* **What is being asked**:
Write the material out again, line by line, exactly as it is.

* **Input data**:
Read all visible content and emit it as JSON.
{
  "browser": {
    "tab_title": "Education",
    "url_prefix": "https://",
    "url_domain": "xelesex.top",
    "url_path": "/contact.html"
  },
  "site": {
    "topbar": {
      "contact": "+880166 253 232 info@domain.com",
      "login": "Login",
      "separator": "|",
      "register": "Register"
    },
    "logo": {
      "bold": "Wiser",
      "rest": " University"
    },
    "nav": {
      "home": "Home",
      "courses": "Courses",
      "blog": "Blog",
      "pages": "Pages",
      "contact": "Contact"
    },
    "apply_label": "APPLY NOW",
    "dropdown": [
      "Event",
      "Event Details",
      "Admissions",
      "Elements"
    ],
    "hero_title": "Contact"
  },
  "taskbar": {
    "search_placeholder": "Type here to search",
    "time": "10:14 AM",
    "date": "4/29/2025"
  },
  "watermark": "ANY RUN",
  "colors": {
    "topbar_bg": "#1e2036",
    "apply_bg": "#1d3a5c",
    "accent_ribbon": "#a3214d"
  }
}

* **Full output**:
Read all visible content and emit it as JSON.
{
  "browser": {
    "tab_title": "Education",
    "url_prefix": "https://",
    "url_domain": "xelesex.top",
    "url_path": "/contact.html"
  },
  "site": {
    "topbar": {
      "contact": "+880166 253 232 info@domain.com",
      "login": "Login",
      "separator": "|",
      "register": "Register"
    },
    "logo": {
      "bold": "Wiser",
      "rest": " University"
    },
    "nav": {
      "home": "Home",
      "courses": "Courses",
      "blog": "Blog",
      "pages": "Pages",
      "contact": "Contact"
    },
    "apply_label": "APPLY NOW",
    "dropdown": [
      "Event",
      "Event Details",
      "Admissions",
      "Elements"
    ],
    "hero_title": "Contact"
  },
  "taskbar": {
    "search_placeholder": "Type here to search",
    "time": "10:14 AM",
    "date": "4/29/2025"
  },
  "watermark": "ANY RUN",
  "colors": {
    "topbar_bg": "#1e2036",
    "apply_bg": "#1d3a5c",
    "accent_ribbon": "#a3214d"
  }
}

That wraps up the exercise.